WORK INSTRUCTIONS: Repeat every line of the data exactly, but not the pictures.

Collected data entries:
## begin

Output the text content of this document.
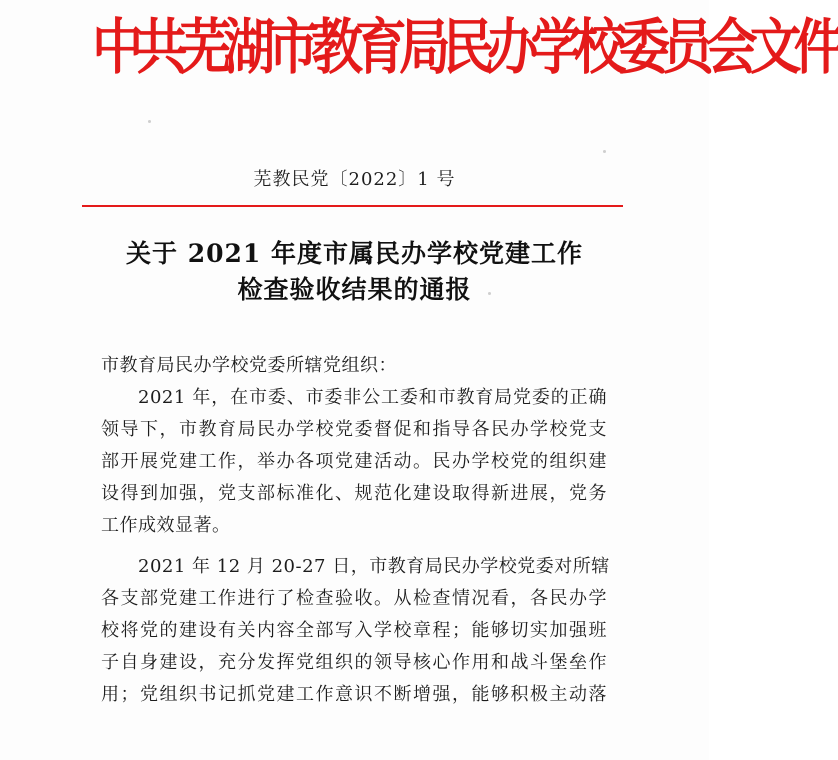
中共芜湖市教育局民办学校委员会文件
芜教民党〔2022〕1 号
关于 2021 年度市属民办学校党建工作
检查验收结果的通报
市教育局民办学校党委所辖党组织：
2021 年，在市委、市委非公工委和市教育局党委的正确
领导下，市教育局民办学校党委督促和指导各民办学校党支
部开展党建工作，举办各项党建活动。民办学校党的组织建
设得到加强，党支部标准化、规范化建设取得新进展，党务
工作成效显著。
2021 年 12 月 20-27 日，市教育局民办学校党委对所辖
各支部党建工作进行了检查验收。从检查情况看，各民办学
校将党的建设有关内容全部写入学校章程；能够切实加强班
子自身建设，充分发挥党组织的领导核心作用和战斗堡垒作
用；党组织书记抓党建工作意识不断增强，能够积极主动落
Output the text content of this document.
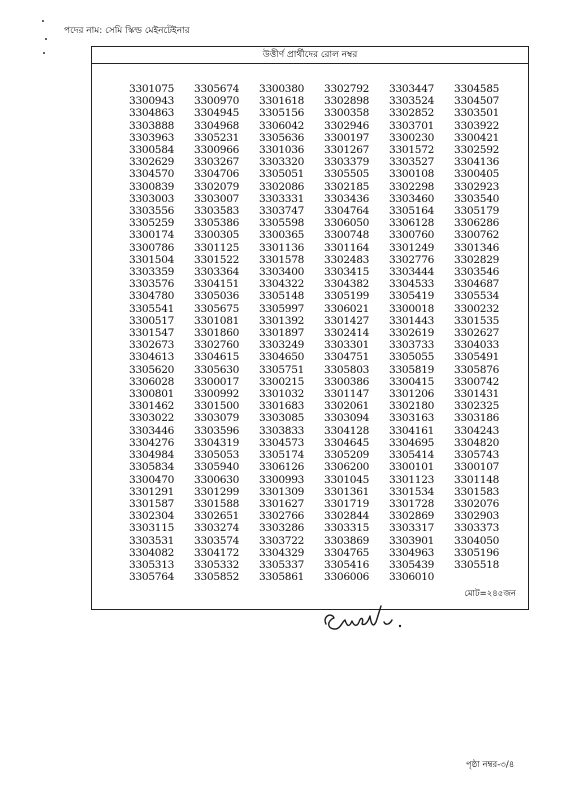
পদের নাম: সেমি স্কিল্ড মেইনটেইনার
উত্তীর্ণ প্রার্থীদের রোল নম্বর
3301075	3305674	3300380	3302792	3303447	3304585
3300943	3300970	3301618	3302898	3303524	3304507
3304863	3304945	3305156	3300358	3302852	3303501
3303888	3304968	3306042	3302946	3303701	3303922
3303963	3305231	3305636	3300197	3300230	3300421
3300584	3300966	3301036	3301267	3301572	3302592
3302629	3303267	3303320	3303379	3303527	3304136
3304570	3304706	3305051	3305505	3300108	3300405
3300839	3302079	3302086	3302185	3302298	3302923
3303003	3303007	3303331	3303436	3303460	3303540
3303556	3303583	3303747	3304764	3305164	3305179
3305259	3305386	3305598	3306050	3306128	3306286
3300174	3300305	3300365	3300748	3300760	3300762
3300786	3301125	3301136	3301164	3301249	3301346
3301504	3301522	3301578	3302483	3302776	3302829
3303359	3303364	3303400	3303415	3303444	3303546
3303576	3304151	3304322	3304382	3304533	3304687
3304780	3305036	3305148	3305199	3305419	3305534
3305541	3305675	3305997	3306021	3300018	3300232
3300517	3301081	3301392	3301427	3301443	3301535
3301547	3301860	3301897	3302414	3302619	3302627
3302673	3302760	3303249	3303301	3303733	3304033
3304613	3304615	3304650	3304751	3305055	3305491
3305620	3305630	3305751	3305803	3305819	3305876
3306028	3300017	3300215	3300386	3300415	3300742
3300801	3300992	3301032	3301147	3301206	3301431
3301462	3301500	3301683	3302061	3302180	3302325
3303022	3303079	3303085	3303094	3303163	3303186
3303446	3303596	3303833	3304128	3304161	3304243
3304276	3304319	3304573	3304645	3304695	3304820
3304984	3305053	3305174	3305209	3305414	3305743
3305834	3305940	3306126	3306200	3300101	3300107
3300470	3300630	3300993	3301045	3301123	3301148
3301291	3301299	3301309	3301361	3301534	3301583
3301587	3301588	3301627	3301719	3301728	3302076
3302304	3302651	3302766	3302844	3302869	3302903
3303115	3303274	3303286	3303315	3303317	3303373
3303531	3303574	3303722	3303869	3303901	3304050
3304082	3304172	3304329	3304765	3304963	3305196
3305313	3305332	3305337	3305416	3305439	3305518
3305764	3305852	3305861	3306006	3306010
মোট=২৪৫জন
পৃষ্ঠা নম্বর-৩/৪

## end

RESULT BELOW:
Output the text content of this document.
中共芜湖市教育局民办学校委员会文件
芜教民党〔2022〕1 号
关于 2021 年度市属民办学校党建工作
检查验收结果的通报
市教育局民办学校党委所辖党组织：
2021 年，在市委、市委非公工委和市教育局党委的正确
领导下，市教育局民办学校党委督促和指导各民办学校党支
部开展党建工作，举办各项党建活动。民办学校党的组织建
设得到加强，党支部标准化、规范化建设取得新进展，党务
工作成效显著。
2021 年 12 月 20-27 日，市教育局民办学校党委对所辖
各支部党建工作进行了检查验收。从检查情况看，各民办学
校将党的建设有关内容全部写入学校章程；能够切实加强班
子自身建设，充分发挥党组织的领导核心作用和战斗堡垒作
用；党组织书记抓党建工作意识不断增强，能够积极主动落
Output the text content of this document.
পদের নাম: সেমি স্কিল্ড মেইনটেইনার
উত্তীর্ণ প্রার্থীদের রোল নম্বর
3301075	3305674	3300380	3302792	3303447	3304585
3300943	3300970	3301618	3302898	3303524	3304507
3304863	3304945	3305156	3300358	3302852	3303501
3303888	3304968	3306042	3302946	3303701	3303922
3303963	3305231	3305636	3300197	3300230	3300421
3300584	3300966	3301036	3301267	3301572	3302592
3302629	3303267	3303320	3303379	3303527	3304136
3304570	3304706	3305051	3305505	3300108	3300405
3300839	3302079	3302086	3302185	3302298	3302923
3303003	3303007	3303331	3303436	3303460	3303540
3303556	3303583	3303747	3304764	3305164	3305179
3305259	3305386	3305598	3306050	3306128	3306286
3300174	3300305	3300365	3300748	3300760	3300762
3300786	3301125	3301136	3301164	3301249	3301346
3301504	3301522	3301578	3302483	3302776	3302829
3303359	3303364	3303400	3303415	3303444	3303546
3303576	3304151	3304322	3304382	3304533	3304687
3304780	3305036	3305148	3305199	3305419	3305534
3305541	3305675	3305997	3306021	3300018	3300232
3300517	3301081	3301392	3301427	3301443	3301535
3301547	3301860	3301897	3302414	3302619	3302627
3302673	3302760	3303249	3303301	3303733	3304033
3304613	3304615	3304650	3304751	3305055	3305491
3305620	3305630	3305751	3305803	3305819	3305876
3306028	3300017	3300215	3300386	3300415	3300742
3300801	3300992	3301032	3301147	3301206	3301431
3301462	3301500	3301683	3302061	3302180	3302325
3303022	3303079	3303085	3303094	3303163	3303186
3303446	3303596	3303833	3304128	3304161	3304243
3304276	3304319	3304573	3304645	3304695	3304820
3304984	3305053	3305174	3305209	3305414	3305743
3305834	3305940	3306126	3306200	3300101	3300107
3300470	3300630	3300993	3301045	3301123	3301148
3301291	3301299	3301309	3301361	3301534	3301583
3301587	3301588	3301627	3301719	3301728	3302076
3302304	3302651	3302766	3302844	3302869	3302903
3303115	3303274	3303286	3303315	3303317	3303373
3303531	3303574	3303722	3303869	3303901	3304050
3304082	3304172	3304329	3304765	3304963	3305196
3305313	3305332	3305337	3305416	3305439	3305518
3305764	3305852	3305861	3306006	3306010
মোট=২৪৫জন
পৃষ্ঠা নম্বর-৩/৪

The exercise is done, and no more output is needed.